(Rows from a dataset)
§ §

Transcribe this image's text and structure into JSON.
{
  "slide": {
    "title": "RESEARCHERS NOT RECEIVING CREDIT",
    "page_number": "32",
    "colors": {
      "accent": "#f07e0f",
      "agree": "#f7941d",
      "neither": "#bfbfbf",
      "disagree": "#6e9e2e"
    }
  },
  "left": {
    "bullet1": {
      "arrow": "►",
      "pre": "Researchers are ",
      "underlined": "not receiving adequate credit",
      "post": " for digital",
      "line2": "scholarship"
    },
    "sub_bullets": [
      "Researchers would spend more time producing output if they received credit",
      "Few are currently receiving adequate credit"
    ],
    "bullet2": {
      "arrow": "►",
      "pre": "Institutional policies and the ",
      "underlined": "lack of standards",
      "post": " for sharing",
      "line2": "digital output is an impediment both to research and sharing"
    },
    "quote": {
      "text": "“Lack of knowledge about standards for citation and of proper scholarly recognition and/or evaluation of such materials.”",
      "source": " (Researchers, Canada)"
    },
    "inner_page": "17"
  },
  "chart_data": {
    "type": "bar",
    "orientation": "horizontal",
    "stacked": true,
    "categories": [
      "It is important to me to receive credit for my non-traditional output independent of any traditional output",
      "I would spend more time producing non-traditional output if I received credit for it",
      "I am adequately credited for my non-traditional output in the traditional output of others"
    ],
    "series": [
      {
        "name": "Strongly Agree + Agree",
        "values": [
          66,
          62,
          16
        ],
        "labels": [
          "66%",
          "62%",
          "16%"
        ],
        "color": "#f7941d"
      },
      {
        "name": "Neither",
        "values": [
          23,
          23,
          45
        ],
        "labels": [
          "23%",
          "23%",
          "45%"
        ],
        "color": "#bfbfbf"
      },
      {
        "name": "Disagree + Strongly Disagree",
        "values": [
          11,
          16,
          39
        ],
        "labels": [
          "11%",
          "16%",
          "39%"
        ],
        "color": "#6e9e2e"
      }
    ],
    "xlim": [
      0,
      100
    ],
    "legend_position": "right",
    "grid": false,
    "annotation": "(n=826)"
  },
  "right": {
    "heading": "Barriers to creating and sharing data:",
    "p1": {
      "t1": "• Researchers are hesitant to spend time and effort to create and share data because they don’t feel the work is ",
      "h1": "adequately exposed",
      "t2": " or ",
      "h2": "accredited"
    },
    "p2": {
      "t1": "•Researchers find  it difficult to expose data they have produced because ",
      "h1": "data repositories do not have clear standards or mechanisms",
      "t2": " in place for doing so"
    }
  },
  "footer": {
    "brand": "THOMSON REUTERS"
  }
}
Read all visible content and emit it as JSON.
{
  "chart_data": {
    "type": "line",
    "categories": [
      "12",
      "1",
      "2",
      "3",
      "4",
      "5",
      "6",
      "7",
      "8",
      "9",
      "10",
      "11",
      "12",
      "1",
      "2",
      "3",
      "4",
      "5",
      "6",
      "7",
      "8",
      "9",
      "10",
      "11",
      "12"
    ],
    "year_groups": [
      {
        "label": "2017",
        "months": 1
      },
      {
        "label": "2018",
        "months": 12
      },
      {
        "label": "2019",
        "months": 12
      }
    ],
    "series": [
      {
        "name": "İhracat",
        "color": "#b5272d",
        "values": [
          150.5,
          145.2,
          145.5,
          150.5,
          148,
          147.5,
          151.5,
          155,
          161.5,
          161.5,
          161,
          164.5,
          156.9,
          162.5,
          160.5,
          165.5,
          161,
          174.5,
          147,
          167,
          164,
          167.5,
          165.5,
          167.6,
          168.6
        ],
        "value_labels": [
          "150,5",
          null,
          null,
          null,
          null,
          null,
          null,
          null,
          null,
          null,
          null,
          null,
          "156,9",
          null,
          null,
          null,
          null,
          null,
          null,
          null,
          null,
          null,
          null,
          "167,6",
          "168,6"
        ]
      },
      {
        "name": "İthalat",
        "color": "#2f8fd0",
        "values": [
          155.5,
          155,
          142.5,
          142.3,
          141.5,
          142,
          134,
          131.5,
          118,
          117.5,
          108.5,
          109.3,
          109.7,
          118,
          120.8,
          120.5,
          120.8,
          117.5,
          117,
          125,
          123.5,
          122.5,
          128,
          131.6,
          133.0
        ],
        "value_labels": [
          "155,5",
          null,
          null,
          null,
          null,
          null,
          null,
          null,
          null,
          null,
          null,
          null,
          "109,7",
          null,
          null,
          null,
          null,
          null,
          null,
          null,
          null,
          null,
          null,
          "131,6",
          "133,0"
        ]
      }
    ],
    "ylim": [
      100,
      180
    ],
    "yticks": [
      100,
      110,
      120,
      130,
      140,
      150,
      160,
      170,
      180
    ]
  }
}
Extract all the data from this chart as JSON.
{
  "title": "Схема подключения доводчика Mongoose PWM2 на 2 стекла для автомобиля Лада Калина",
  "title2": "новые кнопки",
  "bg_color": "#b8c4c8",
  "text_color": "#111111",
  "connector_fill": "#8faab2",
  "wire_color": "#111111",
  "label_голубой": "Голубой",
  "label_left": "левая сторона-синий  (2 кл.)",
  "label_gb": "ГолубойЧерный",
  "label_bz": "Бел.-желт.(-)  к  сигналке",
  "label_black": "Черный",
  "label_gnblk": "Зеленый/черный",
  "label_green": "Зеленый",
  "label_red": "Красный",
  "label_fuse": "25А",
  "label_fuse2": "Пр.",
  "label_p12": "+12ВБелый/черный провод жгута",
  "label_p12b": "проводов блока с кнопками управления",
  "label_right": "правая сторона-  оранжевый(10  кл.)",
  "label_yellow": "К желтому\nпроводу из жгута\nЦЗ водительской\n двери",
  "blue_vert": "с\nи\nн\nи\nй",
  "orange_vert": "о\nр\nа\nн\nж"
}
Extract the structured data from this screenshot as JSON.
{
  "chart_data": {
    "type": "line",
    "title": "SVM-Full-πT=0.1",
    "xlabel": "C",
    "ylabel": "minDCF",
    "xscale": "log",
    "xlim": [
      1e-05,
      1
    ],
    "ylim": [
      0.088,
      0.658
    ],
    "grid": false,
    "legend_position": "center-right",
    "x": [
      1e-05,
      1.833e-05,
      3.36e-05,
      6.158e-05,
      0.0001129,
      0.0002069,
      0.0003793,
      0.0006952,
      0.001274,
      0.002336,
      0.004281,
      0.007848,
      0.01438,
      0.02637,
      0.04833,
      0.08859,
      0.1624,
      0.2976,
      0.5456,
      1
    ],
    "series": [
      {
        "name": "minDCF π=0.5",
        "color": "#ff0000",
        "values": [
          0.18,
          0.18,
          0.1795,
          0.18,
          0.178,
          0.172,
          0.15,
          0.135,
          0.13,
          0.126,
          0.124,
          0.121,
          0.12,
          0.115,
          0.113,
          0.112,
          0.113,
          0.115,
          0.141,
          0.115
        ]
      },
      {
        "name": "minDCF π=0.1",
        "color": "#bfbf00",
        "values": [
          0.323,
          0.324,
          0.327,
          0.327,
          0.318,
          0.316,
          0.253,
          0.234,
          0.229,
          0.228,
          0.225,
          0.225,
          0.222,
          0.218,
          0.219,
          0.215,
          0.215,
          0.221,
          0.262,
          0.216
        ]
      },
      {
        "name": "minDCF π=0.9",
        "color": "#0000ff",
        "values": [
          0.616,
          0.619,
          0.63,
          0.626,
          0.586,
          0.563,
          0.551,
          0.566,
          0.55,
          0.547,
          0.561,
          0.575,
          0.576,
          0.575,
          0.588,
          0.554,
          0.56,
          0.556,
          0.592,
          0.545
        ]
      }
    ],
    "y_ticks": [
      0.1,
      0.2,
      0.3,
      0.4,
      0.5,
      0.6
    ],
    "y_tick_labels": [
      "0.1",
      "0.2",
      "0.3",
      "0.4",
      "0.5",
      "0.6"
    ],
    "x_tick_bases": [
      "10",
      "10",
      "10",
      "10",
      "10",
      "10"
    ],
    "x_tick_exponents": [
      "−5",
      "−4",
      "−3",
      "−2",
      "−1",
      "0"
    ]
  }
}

§ §

## OBJECTIVE
Tally the lines above containing "received". Answer with the count only.

## SOLUTION TO THE PROBLEM
2